THE PROBLEM -
Select all lines with the string "from" in them, and copy those lines.

-- start RECORDS TO USE --

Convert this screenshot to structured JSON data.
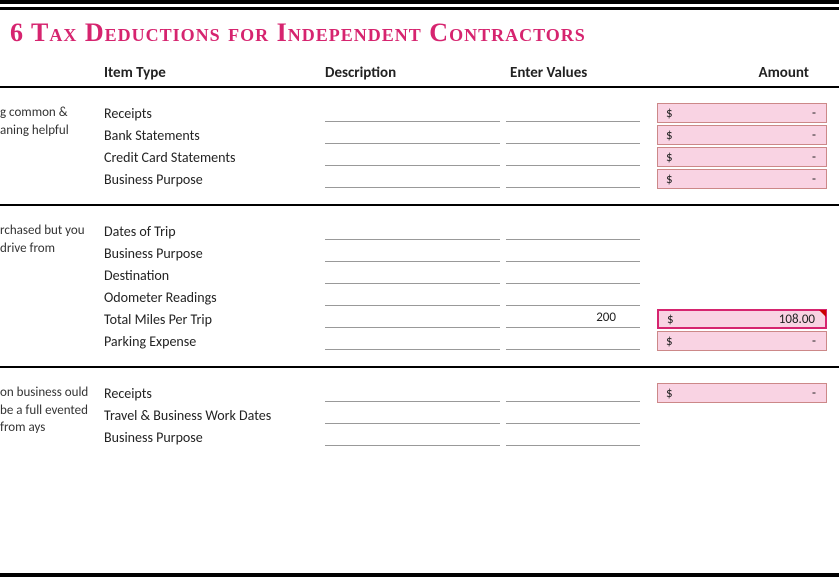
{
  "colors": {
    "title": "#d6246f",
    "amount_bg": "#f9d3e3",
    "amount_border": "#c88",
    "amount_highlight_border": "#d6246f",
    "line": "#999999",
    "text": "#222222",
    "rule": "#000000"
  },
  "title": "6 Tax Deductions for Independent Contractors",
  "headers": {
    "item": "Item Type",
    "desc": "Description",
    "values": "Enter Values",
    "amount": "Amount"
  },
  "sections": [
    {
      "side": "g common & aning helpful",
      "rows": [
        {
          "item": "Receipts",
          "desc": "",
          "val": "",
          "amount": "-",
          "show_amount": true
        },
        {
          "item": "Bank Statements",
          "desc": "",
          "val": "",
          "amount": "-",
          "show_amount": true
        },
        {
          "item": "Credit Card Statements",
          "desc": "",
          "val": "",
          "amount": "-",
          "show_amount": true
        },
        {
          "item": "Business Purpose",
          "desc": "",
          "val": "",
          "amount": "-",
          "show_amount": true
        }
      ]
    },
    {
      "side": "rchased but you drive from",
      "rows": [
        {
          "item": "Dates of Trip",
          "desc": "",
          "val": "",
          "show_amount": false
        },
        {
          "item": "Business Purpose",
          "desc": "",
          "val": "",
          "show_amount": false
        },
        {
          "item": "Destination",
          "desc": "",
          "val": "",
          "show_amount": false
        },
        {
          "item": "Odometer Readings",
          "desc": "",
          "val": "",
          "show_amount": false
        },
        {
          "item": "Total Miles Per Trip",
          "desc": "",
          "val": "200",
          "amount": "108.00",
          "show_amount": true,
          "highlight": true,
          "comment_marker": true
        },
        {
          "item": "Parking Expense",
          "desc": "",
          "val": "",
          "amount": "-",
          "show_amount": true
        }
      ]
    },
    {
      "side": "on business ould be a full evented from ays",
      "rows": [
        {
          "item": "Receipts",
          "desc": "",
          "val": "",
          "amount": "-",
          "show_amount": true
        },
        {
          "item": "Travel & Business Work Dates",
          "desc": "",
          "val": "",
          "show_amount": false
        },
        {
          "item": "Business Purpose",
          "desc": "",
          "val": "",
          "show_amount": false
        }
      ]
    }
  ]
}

-- end RECORDS TO USE --

SOLUTION TO THE PROBLEM -
      "side": "rchased but you drive from",
      "side": "on business ould be a full evented from ays",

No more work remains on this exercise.